→ Task to carry out
Retype each of the lines below without changing anything.

→ Listed records
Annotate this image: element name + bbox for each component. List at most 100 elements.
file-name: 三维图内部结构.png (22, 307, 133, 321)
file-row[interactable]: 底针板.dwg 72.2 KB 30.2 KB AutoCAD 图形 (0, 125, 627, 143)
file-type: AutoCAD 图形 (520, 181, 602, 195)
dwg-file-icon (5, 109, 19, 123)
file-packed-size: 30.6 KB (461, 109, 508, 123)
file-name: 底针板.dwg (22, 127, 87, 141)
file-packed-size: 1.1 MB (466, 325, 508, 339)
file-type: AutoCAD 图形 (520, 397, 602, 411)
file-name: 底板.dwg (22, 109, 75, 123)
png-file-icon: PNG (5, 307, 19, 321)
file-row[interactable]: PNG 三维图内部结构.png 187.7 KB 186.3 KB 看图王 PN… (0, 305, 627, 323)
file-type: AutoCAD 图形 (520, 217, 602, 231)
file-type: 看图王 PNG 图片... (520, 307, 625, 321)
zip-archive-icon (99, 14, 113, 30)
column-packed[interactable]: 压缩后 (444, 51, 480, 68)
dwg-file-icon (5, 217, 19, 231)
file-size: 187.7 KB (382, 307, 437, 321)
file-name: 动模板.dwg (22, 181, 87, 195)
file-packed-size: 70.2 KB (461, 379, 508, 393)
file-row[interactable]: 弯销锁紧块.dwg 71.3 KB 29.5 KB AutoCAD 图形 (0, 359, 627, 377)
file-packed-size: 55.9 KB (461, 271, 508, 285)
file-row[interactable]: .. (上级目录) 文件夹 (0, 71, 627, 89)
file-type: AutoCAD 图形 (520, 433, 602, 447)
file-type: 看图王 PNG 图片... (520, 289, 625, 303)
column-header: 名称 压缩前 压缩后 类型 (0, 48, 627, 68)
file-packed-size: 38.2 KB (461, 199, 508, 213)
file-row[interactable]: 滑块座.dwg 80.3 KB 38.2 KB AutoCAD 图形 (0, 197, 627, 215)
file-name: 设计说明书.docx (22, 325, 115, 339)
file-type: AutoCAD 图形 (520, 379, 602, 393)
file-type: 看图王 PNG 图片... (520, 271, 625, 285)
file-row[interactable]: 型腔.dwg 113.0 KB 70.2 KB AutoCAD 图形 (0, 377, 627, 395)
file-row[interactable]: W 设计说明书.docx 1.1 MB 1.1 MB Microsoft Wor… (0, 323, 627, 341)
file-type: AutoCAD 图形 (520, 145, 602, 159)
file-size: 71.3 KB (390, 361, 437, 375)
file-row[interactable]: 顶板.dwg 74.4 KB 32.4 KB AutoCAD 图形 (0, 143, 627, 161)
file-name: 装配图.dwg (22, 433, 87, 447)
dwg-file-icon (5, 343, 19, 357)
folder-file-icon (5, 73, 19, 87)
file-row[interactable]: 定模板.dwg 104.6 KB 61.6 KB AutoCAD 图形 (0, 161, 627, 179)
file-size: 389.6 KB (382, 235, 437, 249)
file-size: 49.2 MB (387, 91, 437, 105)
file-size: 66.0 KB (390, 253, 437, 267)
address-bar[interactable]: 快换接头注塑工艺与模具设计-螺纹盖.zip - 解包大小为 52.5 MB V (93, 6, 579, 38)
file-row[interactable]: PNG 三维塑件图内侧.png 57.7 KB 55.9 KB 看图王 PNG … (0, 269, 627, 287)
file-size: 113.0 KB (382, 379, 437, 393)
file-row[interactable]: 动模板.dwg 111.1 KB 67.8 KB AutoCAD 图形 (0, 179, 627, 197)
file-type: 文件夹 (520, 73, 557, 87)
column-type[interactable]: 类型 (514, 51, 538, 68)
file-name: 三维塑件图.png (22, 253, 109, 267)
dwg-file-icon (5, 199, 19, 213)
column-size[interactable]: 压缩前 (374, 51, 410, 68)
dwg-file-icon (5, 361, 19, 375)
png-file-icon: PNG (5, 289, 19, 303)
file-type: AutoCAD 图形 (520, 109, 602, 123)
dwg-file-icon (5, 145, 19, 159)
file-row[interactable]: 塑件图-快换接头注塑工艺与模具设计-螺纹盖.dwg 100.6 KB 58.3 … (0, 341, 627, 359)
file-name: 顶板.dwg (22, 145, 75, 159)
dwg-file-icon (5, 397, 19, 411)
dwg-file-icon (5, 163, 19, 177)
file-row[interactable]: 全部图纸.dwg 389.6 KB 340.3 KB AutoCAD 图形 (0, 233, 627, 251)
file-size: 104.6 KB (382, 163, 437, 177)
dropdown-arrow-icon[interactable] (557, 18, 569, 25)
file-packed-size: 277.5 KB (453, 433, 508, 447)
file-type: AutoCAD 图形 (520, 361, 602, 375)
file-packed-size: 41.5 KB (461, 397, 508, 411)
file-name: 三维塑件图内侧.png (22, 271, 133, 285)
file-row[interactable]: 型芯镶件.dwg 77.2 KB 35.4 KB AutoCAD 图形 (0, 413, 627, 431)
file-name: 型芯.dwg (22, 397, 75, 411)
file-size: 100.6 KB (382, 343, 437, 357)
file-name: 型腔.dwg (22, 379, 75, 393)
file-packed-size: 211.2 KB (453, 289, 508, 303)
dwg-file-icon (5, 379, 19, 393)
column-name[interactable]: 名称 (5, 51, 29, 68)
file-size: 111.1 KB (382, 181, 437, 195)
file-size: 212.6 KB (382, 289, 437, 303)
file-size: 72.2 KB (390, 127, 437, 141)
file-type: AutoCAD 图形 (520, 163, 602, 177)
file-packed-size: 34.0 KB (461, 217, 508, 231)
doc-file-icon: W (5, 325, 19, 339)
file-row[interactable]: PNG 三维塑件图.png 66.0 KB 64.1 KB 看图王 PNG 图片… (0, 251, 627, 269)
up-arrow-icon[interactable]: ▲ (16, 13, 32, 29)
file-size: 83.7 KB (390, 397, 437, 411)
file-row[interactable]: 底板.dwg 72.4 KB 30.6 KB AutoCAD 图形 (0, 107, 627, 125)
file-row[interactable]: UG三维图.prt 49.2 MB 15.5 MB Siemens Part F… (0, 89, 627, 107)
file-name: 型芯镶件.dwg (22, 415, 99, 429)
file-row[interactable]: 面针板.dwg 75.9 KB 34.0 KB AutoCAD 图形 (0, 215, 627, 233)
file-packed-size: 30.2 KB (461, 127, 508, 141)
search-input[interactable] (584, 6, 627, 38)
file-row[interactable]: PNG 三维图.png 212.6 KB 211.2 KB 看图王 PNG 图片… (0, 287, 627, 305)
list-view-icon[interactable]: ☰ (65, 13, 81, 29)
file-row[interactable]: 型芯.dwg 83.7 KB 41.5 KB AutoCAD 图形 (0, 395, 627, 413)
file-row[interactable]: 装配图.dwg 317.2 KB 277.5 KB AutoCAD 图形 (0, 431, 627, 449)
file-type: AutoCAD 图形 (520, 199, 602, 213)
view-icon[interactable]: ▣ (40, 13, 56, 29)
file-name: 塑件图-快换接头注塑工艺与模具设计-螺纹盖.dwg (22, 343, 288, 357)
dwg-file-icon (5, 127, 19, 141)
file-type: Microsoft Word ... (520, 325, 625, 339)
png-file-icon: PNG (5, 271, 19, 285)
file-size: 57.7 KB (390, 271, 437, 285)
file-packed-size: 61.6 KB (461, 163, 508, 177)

→ Answer to the exercise
Annotate this image: element name + bbox for each component. List at most 100 elements.
file-name: 三维图内部结构.png (22, 307, 133, 321)
file-row[interactable]: 底针板.dwg 72.2 KB 30.2 KB AutoCAD 图形 (0, 125, 627, 143)
file-type: AutoCAD 图形 (520, 181, 602, 195)
dwg-file-icon (5, 109, 19, 123)
file-packed-size: 30.6 KB (461, 109, 508, 123)
file-name: 底针板.dwg (22, 127, 87, 141)
file-packed-size: 1.1 MB (466, 325, 508, 339)
file-type: AutoCAD 图形 (520, 397, 602, 411)
file-name: 底板.dwg (22, 109, 75, 123)
png-file-icon: PNG (5, 307, 19, 321)
file-row[interactable]: PNG 三维图内部结构.png 187.7 KB 186.3 KB 看图王 PN… (0, 305, 627, 323)
file-type: AutoCAD 图形 (520, 217, 602, 231)
file-type: 看图王 PNG 图片... (520, 307, 625, 321)
zip-archive-icon (99, 14, 113, 30)
column-packed[interactable]: 压缩后 (444, 51, 480, 68)
dwg-file-icon (5, 217, 19, 231)
file-size: 187.7 KB (382, 307, 437, 321)
file-name: 动模板.dwg (22, 181, 87, 195)
file-packed-size: 70.2 KB (461, 379, 508, 393)
file-row[interactable]: 弯销锁紧块.dwg 71.3 KB 29.5 KB AutoCAD 图形 (0, 359, 627, 377)
file-packed-size: 55.9 KB (461, 271, 508, 285)
file-row[interactable]: .. (上级目录) 文件夹 (0, 71, 627, 89)
file-type: AutoCAD 图形 (520, 433, 602, 447)
file-type: 看图王 PNG 图片... (520, 289, 625, 303)
column-header: 名称 压缩前 压缩后 类型 (0, 48, 627, 68)
file-packed-size: 38.2 KB (461, 199, 508, 213)
file-row[interactable]: 滑块座.dwg 80.3 KB 38.2 KB AutoCAD 图形 (0, 197, 627, 215)
file-name: 设计说明书.docx (22, 325, 115, 339)
file-type: AutoCAD 图形 (520, 379, 602, 393)
file-type: 看图王 PNG 图片... (520, 271, 625, 285)
file-row[interactable]: 型腔.dwg 113.0 KB 70.2 KB AutoCAD 图形 (0, 377, 627, 395)
file-row[interactable]: W 设计说明书.docx 1.1 MB 1.1 MB Microsoft Wor… (0, 323, 627, 341)
file-type: AutoCAD 图形 (520, 145, 602, 159)
file-size: 71.3 KB (390, 361, 437, 375)
file-row[interactable]: 顶板.dwg 74.4 KB 32.4 KB AutoCAD 图形 (0, 143, 627, 161)
file-name: 装配图.dwg (22, 433, 87, 447)
dwg-file-icon (5, 343, 19, 357)
folder-file-icon (5, 73, 19, 87)
file-row[interactable]: 定模板.dwg 104.6 KB 61.6 KB AutoCAD 图形 (0, 161, 627, 179)
file-size: 389.6 KB (382, 235, 437, 249)
file-size: 49.2 MB (387, 91, 437, 105)
file-size: 66.0 KB (390, 253, 437, 267)
address-bar[interactable]: 快换接头注塑工艺与模具设计-螺纹盖.zip - 解包大小为 52.5 MB V (93, 6, 579, 38)
file-row[interactable]: PNG 三维塑件图内侧.png 57.7 KB 55.9 KB 看图王 PNG … (0, 269, 627, 287)
file-size: 113.0 KB (382, 379, 437, 393)
file-row[interactable]: 动模板.dwg 111.1 KB 67.8 KB AutoCAD 图形 (0, 179, 627, 197)
file-type: 文件夹 (520, 73, 557, 87)
column-type[interactable]: 类型 (514, 51, 538, 68)
file-name: 三维塑件图.png (22, 253, 109, 267)
dwg-file-icon (5, 199, 19, 213)
column-size[interactable]: 压缩前 (374, 51, 410, 68)
dwg-file-icon (5, 361, 19, 375)
png-file-icon: PNG (5, 289, 19, 303)
file-type: AutoCAD 图形 (520, 109, 602, 123)
dwg-file-icon (5, 145, 19, 159)
file-row[interactable]: 塑件图-快换接头注塑工艺与模具设计-螺纹盖.dwg 100.6 KB 58.3 … (0, 341, 627, 359)
file-name: 顶板.dwg (22, 145, 75, 159)
dwg-file-icon (5, 397, 19, 411)
dwg-file-icon (5, 163, 19, 177)
file-row[interactable]: 全部图纸.dwg 389.6 KB 340.3 KB AutoCAD 图形 (0, 233, 627, 251)
file-size: 104.6 KB (382, 163, 437, 177)
dropdown-arrow-icon[interactable] (557, 18, 569, 25)
file-packed-size: 277.5 KB (453, 433, 508, 447)
file-type: AutoCAD 图形 (520, 361, 602, 375)
file-packed-size: 41.5 KB (461, 397, 508, 411)
file-name: 三维塑件图内侧.png (22, 271, 133, 285)
file-row[interactable]: 型芯镶件.dwg 77.2 KB 35.4 KB AutoCAD 图形 (0, 413, 627, 431)
file-name: 型芯.dwg (22, 397, 75, 411)
file-size: 100.6 KB (382, 343, 437, 357)
file-name: 型腔.dwg (22, 379, 75, 393)
file-packed-size: 211.2 KB (453, 289, 508, 303)
dwg-file-icon (5, 379, 19, 393)
column-name[interactable]: 名称 (5, 51, 29, 68)
file-size: 111.1 KB (382, 181, 437, 195)
file-size: 212.6 KB (382, 289, 437, 303)
file-size: 72.2 KB (390, 127, 437, 141)
file-type: AutoCAD 图形 (520, 163, 602, 177)
file-packed-size: 34.0 KB (461, 217, 508, 231)
doc-file-icon: W (5, 325, 19, 339)
file-row[interactable]: PNG 三维塑件图.png 66.0 KB 64.1 KB 看图王 PNG 图片… (0, 251, 627, 269)
up-arrow-icon[interactable]: ▲ (16, 13, 32, 29)
file-size: 83.7 KB (390, 397, 437, 411)
file-row[interactable]: 底板.dwg 72.4 KB 30.6 KB AutoCAD 图形 (0, 107, 627, 125)
file-row[interactable]: UG三维图.prt 49.2 MB 15.5 MB Siemens Part F… (0, 89, 627, 107)
file-name: 型芯镶件.dwg (22, 415, 99, 429)
file-row[interactable]: 面针板.dwg 75.9 KB 34.0 KB AutoCAD 图形 (0, 215, 627, 233)
file-packed-size: 30.2 KB (461, 127, 508, 141)
search-input[interactable] (584, 6, 627, 38)
file-row[interactable]: PNG 三维图.png 212.6 KB 211.2 KB 看图王 PNG 图片… (0, 287, 627, 305)
list-view-icon[interactable]: ☰ (65, 13, 81, 29)
file-row[interactable]: 型芯.dwg 83.7 KB 41.5 KB AutoCAD 图形 (0, 395, 627, 413)
file-row[interactable]: 装配图.dwg 317.2 KB 277.5 KB AutoCAD 图形 (0, 431, 627, 449)
file-type: AutoCAD 图形 (520, 199, 602, 213)
view-icon[interactable]: ▣ (40, 13, 56, 29)
file-name: 塑件图-快换接头注塑工艺与模具设计-螺纹盖.dwg (22, 343, 288, 357)
dwg-file-icon (5, 127, 19, 141)
file-type: Microsoft Word ... (520, 325, 625, 339)
png-file-icon: PNG (5, 271, 19, 285)
file-size: 57.7 KB (390, 271, 437, 285)
file-packed-size: 61.6 KB (461, 163, 508, 177)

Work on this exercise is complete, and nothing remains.